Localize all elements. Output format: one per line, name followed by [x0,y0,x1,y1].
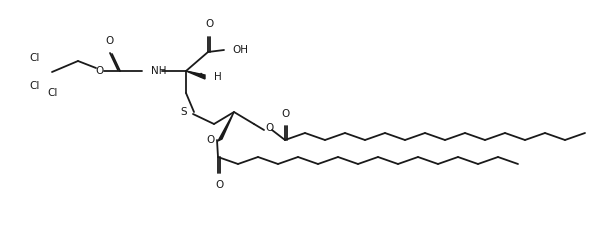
Text: O: O [265,123,273,133]
Text: H: H [214,72,222,82]
Text: Cl: Cl [48,88,58,98]
Text: O: O [282,109,290,119]
Polygon shape [186,71,205,79]
Text: O: O [205,19,213,29]
Text: OH: OH [232,45,248,55]
Text: S: S [180,107,187,117]
Text: O: O [215,180,223,190]
Text: O: O [106,36,114,46]
Polygon shape [218,112,234,141]
Text: O: O [96,66,104,76]
Text: Cl: Cl [29,53,40,63]
Text: Cl: Cl [29,81,40,91]
Text: NH: NH [151,66,167,76]
Text: O: O [207,135,215,145]
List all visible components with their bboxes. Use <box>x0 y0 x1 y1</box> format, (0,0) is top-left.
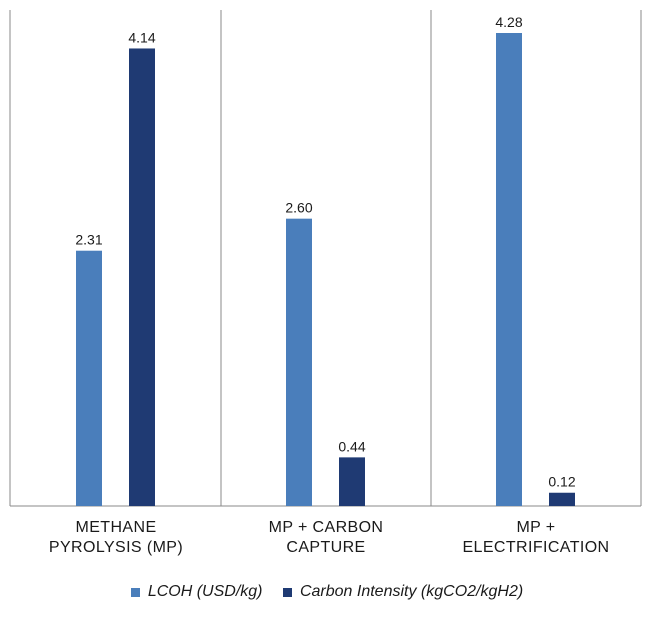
bar-carbon-intensity-kgco2-kgh2-0 <box>129 48 155 507</box>
bar-carbon-intensity-kgco2-kgh2-2 <box>549 492 575 506</box>
legend-item-carbon-intensity: Carbon Intensity (kgCO2/kgH2) <box>282 583 524 601</box>
bar-lcoh-usd-kg-1 <box>286 218 312 506</box>
bar-lcoh-usd-kg-2 <box>496 33 522 506</box>
legend-label-lcoh: LCOH (USD/kg) <box>147 583 263 600</box>
value-label-lcoh-usd-kg-2: 4.28 <box>495 14 522 30</box>
bar-carbon-intensity-kgco2-kgh2-1 <box>339 457 365 506</box>
category-label-methane-pyrolysis: METHANE PYROLYSIS (MP) <box>48 519 184 556</box>
bar-lcoh-usd-kg-0 <box>76 250 102 506</box>
legend-swatch-carbon-intensity <box>282 587 292 597</box>
value-label-lcoh-usd-kg-0: 2.31 <box>75 232 102 248</box>
value-label-carbon-intensity-kgco2-kgh2-0: 4.14 <box>128 29 155 45</box>
legend-item-lcoh: LCOH (USD/kg) <box>130 583 263 601</box>
value-label-carbon-intensity-kgco2-kgh2-1: 0.44 <box>338 438 365 454</box>
chart-legend: LCOH (USD/kg) Carbon Intensity (kgCO2/kg… <box>0 583 654 602</box>
category-label-carbon-capture: MP + CARBON CAPTURE <box>268 519 384 556</box>
value-label-carbon-intensity-kgco2-kgh2-2: 0.12 <box>548 474 575 490</box>
category-label-electrification: MP + ELECTRIFICATION <box>462 519 610 556</box>
value-label-lcoh-usd-kg-1: 2.60 <box>285 200 312 216</box>
legend-label-carbon-intensity: Carbon Intensity (kgCO2/kgH2) <box>299 583 524 600</box>
legend-swatch-lcoh <box>130 587 140 597</box>
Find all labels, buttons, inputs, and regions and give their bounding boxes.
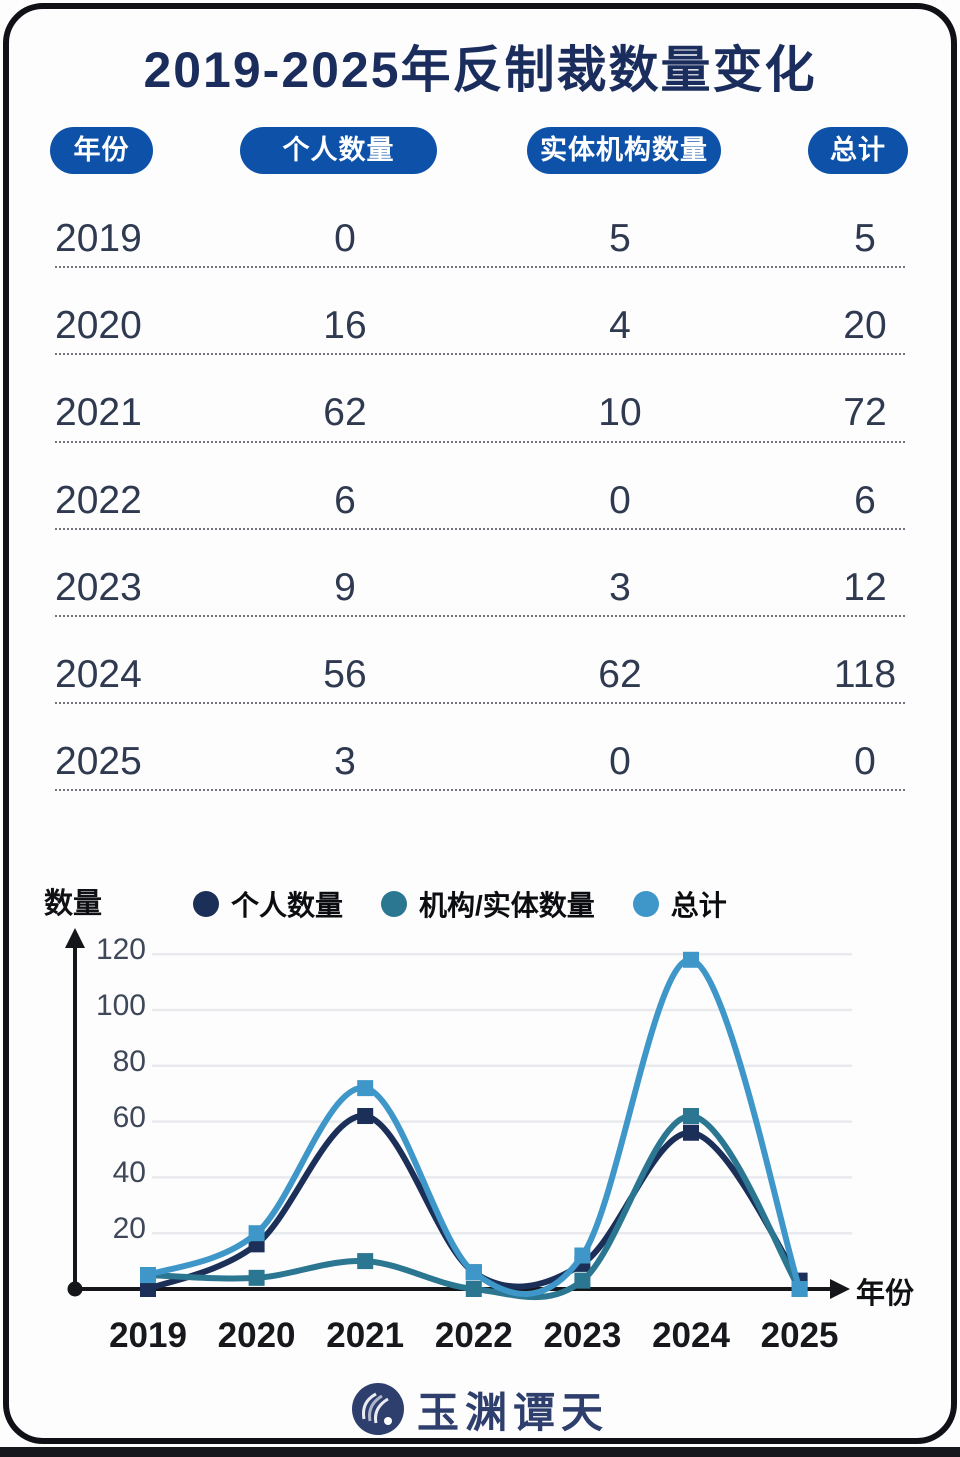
data-point-marker bbox=[140, 1267, 156, 1284]
y-tick-label: 120 bbox=[95, 933, 146, 967]
table-cell: 0 bbox=[609, 740, 631, 784]
table-body: 2019 0 5 5 2020 16 4 20 2021 62 10 72 2022 6 0 6 2023 9 3 1… bbox=[55, 181, 905, 792]
y-tick-label: 100 bbox=[95, 989, 146, 1022]
col-header-year: 年份 bbox=[50, 127, 153, 174]
x-tick-label: 2025 bbox=[760, 1316, 839, 1355]
data-point-marker bbox=[574, 1247, 591, 1264]
table-cell: 12 bbox=[843, 565, 887, 609]
legend-label: 个人数量 bbox=[231, 890, 344, 921]
table-row: 2019 0 5 5 bbox=[55, 181, 905, 269]
y-tick-label: 40 bbox=[112, 1156, 146, 1190]
x-tick-label: 2019 bbox=[109, 1316, 187, 1355]
y-tick-label: 80 bbox=[112, 1044, 146, 1078]
table-cell: 10 bbox=[598, 391, 642, 435]
data-point-marker bbox=[357, 1253, 374, 1270]
table-cell: 6 bbox=[854, 478, 876, 522]
table-cell: 0 bbox=[609, 478, 631, 522]
data-point-marker bbox=[248, 1236, 265, 1253]
series-line bbox=[146, 1112, 803, 1292]
series-line bbox=[146, 956, 803, 1297]
table-cell: 62 bbox=[323, 391, 367, 435]
table-row: 2022 6 0 6 bbox=[55, 443, 905, 530]
data-point-marker bbox=[357, 1108, 374, 1125]
col-header-entities: 实体机构数量 bbox=[527, 127, 721, 174]
page-title: 2019-2025年反制裁数量变化 bbox=[143, 42, 817, 98]
origin-dot bbox=[67, 1281, 83, 1297]
table-cell: 2019 bbox=[55, 217, 142, 260]
legend-label: 机构/实体数量 bbox=[419, 890, 595, 921]
data-point-marker bbox=[140, 1267, 156, 1284]
y-tick-label: 60 bbox=[112, 1100, 146, 1134]
data-point-marker bbox=[791, 1281, 808, 1297]
table-row: 2025 3 0 0 bbox=[55, 704, 905, 792]
data-point-marker bbox=[683, 951, 699, 968]
legend-color-dot bbox=[193, 891, 219, 917]
table-cell: 2020 bbox=[55, 304, 142, 348]
data-point-marker bbox=[791, 1272, 808, 1289]
table-cell: 56 bbox=[323, 652, 367, 696]
brand-logo-icon bbox=[351, 1383, 404, 1435]
bottom-strip bbox=[0, 1447, 960, 1457]
table-cell: 72 bbox=[843, 391, 887, 435]
col-header-total: 总计 bbox=[808, 127, 908, 174]
x-tick-label: 2024 bbox=[652, 1316, 730, 1355]
data-point-marker bbox=[248, 1269, 265, 1286]
table-cell: 2025 bbox=[55, 740, 142, 784]
x-axis-label: 年份 bbox=[856, 1278, 915, 1310]
table-cell: 2021 bbox=[55, 391, 142, 435]
table-row: 2024 56 62 118 bbox=[55, 617, 905, 705]
table-cell: 4 bbox=[609, 304, 631, 348]
brand-logo-text: 玉渊谭天 bbox=[416, 1387, 609, 1437]
table-row: 2023 9 3 12 bbox=[55, 530, 905, 617]
legend-label: 总计 bbox=[670, 890, 727, 921]
table-row: 2020 16 4 20 bbox=[55, 268, 905, 356]
table-cell: 3 bbox=[609, 565, 631, 609]
table-cell: 118 bbox=[833, 652, 897, 696]
data-point-marker bbox=[574, 1272, 591, 1289]
data-point-marker bbox=[465, 1281, 482, 1297]
y-axis-arrow-icon bbox=[65, 928, 85, 948]
table-cell: 0 bbox=[334, 217, 356, 260]
x-tick-label: 2022 bbox=[434, 1316, 513, 1355]
table-cell: 16 bbox=[323, 304, 367, 348]
x-tick-label: 2020 bbox=[217, 1316, 296, 1355]
x-tick-label: 2021 bbox=[326, 1316, 405, 1355]
legend-item: 个人数量 bbox=[193, 884, 343, 924]
data-point-marker bbox=[791, 1281, 808, 1297]
table-cell: 2024 bbox=[55, 652, 142, 696]
table-cell: 2023 bbox=[55, 565, 142, 609]
legend-color-dot bbox=[381, 891, 408, 917]
data-point-marker bbox=[140, 1281, 156, 1297]
data-point-marker bbox=[465, 1264, 482, 1281]
legend-color-dot bbox=[632, 891, 659, 917]
x-tick-label: 2023 bbox=[543, 1316, 622, 1355]
table-cell: 20 bbox=[843, 304, 887, 348]
table-cell: 5 bbox=[854, 217, 876, 260]
x-axis-arrow-icon bbox=[830, 1279, 850, 1299]
data-point-marker bbox=[683, 1108, 699, 1125]
legend-item: 总计 bbox=[632, 884, 727, 924]
data-point-marker bbox=[683, 1124, 699, 1141]
table-cell: 0 bbox=[854, 740, 876, 784]
series-line bbox=[147, 1112, 803, 1301]
table-cell: 5 bbox=[609, 217, 631, 260]
table-cell: 9 bbox=[334, 565, 356, 609]
y-tick-label: 20 bbox=[112, 1212, 146, 1246]
footer-logo: 玉渊谭天 bbox=[0, 1380, 960, 1438]
table-cell: 2022 bbox=[55, 478, 142, 522]
chart-legend: 个人数量 机构/实体数量 总计 bbox=[193, 884, 727, 924]
table-cell: 62 bbox=[598, 652, 642, 696]
data-point-marker bbox=[465, 1264, 482, 1281]
y-axis-label: 数量 bbox=[44, 888, 103, 920]
col-header-individuals: 个人数量 bbox=[240, 127, 437, 174]
table-cell: 6 bbox=[334, 478, 356, 522]
data-point-marker bbox=[574, 1255, 591, 1272]
table-row: 2021 62 10 72 bbox=[55, 355, 905, 443]
data-point-marker bbox=[248, 1225, 265, 1242]
table-cell: 3 bbox=[334, 740, 356, 784]
legend-item: 机构/实体数量 bbox=[381, 884, 595, 924]
data-point-marker bbox=[357, 1080, 374, 1097]
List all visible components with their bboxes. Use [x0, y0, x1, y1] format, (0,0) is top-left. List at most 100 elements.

━━━

● WHAT YOU ARE ASKED TO DO
Copy the rows between the lines holding "Text: O: O [265,123,273,133]" and "List all visible components with their bboxes. Use <box>x0", inclusive, replacing "Polygon shape" with "Bond line" and leaving everything else unchanged.

● REPLY TO THE TASK
Text: O: O [265,123,273,133]
Text: H: H [214,72,222,82]
Text: Cl: Cl [48,88,58,98]
Text: O: O [282,109,290,119]
Bond line [186,71,205,79]
Text: O: O [205,19,213,29]
Text: OH: OH [232,45,248,55]
Text: S: S [180,107,187,117]
Text: O: O [215,180,223,190]
Text: O: O [106,36,114,46]
Bond line [218,112,234,141]
Text: O: O [96,66,104,76]
Text: Cl: Cl [29,53,40,63]
Text: Cl: Cl [29,81,40,91]
Text: NH: NH [151,66,167,76]
Text: O: O [207,135,215,145]
List all visible components with their bboxes. Use <box>x0 y0 x1 y1</box> format, (0,0) is top-left.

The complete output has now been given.